Objective:
Lines containing the word "wealth" are to be located and copied.

Information provided:
■ ■ ■ ■

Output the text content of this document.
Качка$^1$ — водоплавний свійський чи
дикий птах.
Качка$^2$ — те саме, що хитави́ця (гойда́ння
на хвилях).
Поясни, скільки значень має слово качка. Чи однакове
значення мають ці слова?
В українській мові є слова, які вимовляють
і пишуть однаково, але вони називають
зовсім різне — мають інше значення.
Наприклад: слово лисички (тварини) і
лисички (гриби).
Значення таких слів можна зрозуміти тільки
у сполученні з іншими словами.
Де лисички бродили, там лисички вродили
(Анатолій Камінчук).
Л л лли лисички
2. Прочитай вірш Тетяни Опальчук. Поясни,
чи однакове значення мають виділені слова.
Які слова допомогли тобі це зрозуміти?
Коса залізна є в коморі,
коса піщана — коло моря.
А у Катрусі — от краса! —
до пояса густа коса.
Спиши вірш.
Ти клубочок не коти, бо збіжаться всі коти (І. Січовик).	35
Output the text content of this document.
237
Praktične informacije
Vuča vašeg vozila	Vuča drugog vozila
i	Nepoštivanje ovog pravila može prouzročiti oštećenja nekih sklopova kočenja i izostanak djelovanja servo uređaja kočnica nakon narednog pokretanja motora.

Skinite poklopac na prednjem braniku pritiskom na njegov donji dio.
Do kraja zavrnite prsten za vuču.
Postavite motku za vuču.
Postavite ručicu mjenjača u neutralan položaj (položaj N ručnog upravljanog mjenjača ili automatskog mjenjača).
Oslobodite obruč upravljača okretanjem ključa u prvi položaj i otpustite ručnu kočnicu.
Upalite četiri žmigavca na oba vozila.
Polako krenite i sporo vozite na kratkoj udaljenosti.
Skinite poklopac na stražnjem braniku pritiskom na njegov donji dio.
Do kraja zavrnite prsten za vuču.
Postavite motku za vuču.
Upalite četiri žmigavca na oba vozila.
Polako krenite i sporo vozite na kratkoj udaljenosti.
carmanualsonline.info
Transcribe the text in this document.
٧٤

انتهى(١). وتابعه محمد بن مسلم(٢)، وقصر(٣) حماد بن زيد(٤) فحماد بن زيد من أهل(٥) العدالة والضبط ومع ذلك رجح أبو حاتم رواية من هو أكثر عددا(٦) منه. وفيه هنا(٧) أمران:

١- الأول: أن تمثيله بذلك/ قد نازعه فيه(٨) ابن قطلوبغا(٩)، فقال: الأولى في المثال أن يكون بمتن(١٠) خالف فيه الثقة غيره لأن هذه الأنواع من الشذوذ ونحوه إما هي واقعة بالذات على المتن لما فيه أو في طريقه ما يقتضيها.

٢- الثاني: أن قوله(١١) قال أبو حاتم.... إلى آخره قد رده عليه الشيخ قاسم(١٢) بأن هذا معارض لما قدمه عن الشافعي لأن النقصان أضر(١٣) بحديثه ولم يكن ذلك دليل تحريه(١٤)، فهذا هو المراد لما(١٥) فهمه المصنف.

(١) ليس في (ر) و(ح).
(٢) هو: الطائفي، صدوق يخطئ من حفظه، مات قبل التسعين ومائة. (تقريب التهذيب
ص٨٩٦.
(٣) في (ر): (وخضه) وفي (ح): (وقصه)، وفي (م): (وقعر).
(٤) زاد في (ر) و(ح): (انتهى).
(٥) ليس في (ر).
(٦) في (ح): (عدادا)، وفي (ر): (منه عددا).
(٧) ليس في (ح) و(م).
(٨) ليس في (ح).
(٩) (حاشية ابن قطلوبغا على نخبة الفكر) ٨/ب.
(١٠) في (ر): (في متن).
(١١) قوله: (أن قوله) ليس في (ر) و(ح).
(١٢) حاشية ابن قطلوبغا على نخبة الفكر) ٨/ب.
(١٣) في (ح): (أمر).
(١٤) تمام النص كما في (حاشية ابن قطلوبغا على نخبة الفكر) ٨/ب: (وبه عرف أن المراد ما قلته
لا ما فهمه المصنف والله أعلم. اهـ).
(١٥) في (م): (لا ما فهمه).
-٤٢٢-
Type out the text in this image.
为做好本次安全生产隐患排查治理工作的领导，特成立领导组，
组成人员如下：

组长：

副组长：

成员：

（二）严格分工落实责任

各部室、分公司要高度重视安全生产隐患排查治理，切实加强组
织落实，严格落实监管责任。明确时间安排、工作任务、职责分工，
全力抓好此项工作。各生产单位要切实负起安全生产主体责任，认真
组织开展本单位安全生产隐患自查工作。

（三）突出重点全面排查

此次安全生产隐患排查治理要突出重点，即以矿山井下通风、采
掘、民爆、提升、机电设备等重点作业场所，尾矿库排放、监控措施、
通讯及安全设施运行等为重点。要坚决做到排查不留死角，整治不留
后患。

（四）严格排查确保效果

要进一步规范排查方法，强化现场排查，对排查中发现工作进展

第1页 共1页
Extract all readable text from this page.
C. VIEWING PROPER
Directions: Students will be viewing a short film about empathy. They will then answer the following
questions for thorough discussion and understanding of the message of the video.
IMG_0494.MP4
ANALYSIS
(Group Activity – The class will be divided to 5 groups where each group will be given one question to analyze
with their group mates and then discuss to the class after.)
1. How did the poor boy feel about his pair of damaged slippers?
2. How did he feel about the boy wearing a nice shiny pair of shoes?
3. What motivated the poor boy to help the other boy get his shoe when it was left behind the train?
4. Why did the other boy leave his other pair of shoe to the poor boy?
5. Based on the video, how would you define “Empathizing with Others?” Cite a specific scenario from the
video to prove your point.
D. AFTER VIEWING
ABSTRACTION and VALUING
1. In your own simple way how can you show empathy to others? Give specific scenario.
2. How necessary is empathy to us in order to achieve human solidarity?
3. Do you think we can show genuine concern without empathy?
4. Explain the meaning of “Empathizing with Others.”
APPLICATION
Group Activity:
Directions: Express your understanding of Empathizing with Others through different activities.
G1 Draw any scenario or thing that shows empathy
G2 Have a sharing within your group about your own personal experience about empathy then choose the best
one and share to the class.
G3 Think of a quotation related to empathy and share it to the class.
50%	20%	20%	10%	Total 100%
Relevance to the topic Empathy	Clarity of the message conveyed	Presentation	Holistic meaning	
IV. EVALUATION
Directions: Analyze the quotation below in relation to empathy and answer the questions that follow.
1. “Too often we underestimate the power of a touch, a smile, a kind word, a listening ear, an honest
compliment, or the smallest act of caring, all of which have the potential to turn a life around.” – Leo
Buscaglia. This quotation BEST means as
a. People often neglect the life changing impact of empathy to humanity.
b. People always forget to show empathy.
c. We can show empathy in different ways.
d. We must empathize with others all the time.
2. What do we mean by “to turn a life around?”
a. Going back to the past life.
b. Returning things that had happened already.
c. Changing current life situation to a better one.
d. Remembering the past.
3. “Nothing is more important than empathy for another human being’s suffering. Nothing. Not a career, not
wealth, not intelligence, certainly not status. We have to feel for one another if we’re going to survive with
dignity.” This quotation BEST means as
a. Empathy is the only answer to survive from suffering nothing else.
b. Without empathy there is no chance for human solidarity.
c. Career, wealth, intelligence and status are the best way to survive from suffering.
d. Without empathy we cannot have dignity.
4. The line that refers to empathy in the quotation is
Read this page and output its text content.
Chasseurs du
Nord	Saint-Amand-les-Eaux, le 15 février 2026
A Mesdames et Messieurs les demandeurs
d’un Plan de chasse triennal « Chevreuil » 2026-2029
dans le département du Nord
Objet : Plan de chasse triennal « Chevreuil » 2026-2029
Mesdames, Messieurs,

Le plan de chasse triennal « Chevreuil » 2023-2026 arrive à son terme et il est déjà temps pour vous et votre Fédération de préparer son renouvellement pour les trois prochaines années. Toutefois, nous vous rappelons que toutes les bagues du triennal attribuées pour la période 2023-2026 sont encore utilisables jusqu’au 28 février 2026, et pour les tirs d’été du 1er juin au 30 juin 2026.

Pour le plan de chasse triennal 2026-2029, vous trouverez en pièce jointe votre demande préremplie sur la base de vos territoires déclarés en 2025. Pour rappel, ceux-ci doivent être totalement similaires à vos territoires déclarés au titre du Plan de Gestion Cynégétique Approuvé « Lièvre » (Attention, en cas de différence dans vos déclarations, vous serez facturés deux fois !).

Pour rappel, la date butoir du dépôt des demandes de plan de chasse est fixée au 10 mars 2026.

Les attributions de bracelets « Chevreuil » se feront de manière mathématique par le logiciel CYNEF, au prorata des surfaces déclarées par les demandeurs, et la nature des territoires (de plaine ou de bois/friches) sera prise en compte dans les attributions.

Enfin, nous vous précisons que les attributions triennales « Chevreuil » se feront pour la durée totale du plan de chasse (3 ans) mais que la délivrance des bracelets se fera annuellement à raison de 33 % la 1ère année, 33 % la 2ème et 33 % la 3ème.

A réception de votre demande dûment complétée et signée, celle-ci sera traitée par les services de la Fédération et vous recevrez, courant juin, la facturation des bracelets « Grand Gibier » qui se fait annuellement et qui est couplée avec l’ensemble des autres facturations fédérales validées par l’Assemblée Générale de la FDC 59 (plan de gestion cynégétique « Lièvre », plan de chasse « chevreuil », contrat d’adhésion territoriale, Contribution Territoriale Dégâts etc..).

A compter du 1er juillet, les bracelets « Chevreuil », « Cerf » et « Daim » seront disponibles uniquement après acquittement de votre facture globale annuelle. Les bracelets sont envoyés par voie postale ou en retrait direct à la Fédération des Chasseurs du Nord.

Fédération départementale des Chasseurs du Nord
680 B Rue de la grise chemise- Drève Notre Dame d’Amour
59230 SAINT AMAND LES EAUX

■ ■ ■ ■

Written answer:
wealth, not intelligence, certainly not status. We have to feel for one another if we’re going to survive with
c. Career, wealth, intelligence and status are the best way to survive from suffering.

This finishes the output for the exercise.